## GIVEN DATA
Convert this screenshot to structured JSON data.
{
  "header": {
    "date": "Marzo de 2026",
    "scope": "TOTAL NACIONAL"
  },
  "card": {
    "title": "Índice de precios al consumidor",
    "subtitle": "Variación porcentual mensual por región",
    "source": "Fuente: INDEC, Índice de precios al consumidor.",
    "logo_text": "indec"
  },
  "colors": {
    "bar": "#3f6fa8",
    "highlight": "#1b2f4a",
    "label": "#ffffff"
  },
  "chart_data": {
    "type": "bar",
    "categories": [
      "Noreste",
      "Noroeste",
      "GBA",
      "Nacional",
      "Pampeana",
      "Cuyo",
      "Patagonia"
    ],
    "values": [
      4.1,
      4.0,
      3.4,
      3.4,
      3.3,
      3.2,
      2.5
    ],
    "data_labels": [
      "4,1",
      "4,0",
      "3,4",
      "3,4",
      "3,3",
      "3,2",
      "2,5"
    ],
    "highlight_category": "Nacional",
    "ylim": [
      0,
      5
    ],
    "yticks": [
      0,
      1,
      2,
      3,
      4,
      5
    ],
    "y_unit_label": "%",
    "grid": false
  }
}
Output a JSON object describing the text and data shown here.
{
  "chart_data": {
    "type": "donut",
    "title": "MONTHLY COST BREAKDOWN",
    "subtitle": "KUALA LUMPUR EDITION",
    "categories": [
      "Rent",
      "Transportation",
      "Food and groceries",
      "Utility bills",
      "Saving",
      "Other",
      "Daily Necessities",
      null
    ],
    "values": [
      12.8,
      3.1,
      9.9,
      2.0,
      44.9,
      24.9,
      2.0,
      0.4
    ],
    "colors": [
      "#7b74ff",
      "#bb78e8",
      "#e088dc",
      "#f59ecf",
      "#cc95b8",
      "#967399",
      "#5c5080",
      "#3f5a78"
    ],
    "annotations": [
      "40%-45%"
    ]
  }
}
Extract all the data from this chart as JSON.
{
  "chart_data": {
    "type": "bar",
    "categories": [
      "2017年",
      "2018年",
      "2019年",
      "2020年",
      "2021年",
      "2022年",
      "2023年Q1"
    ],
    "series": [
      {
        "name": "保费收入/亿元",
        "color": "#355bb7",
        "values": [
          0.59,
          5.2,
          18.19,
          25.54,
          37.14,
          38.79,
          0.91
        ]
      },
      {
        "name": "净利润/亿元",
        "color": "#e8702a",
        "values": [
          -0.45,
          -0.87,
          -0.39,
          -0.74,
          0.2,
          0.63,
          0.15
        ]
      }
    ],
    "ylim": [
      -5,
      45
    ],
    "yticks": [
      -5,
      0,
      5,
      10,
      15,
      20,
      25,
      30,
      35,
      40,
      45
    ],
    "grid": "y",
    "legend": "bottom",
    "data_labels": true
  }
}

## WHAT THE TASK ASKS
Where a line of the records above holds the word "Índice", copy that line.

## WORKED ANSWER
    "title": "Índice de precios al consumidor",
    "source": "Fuente: INDEC, Índice de precios al consumidor.",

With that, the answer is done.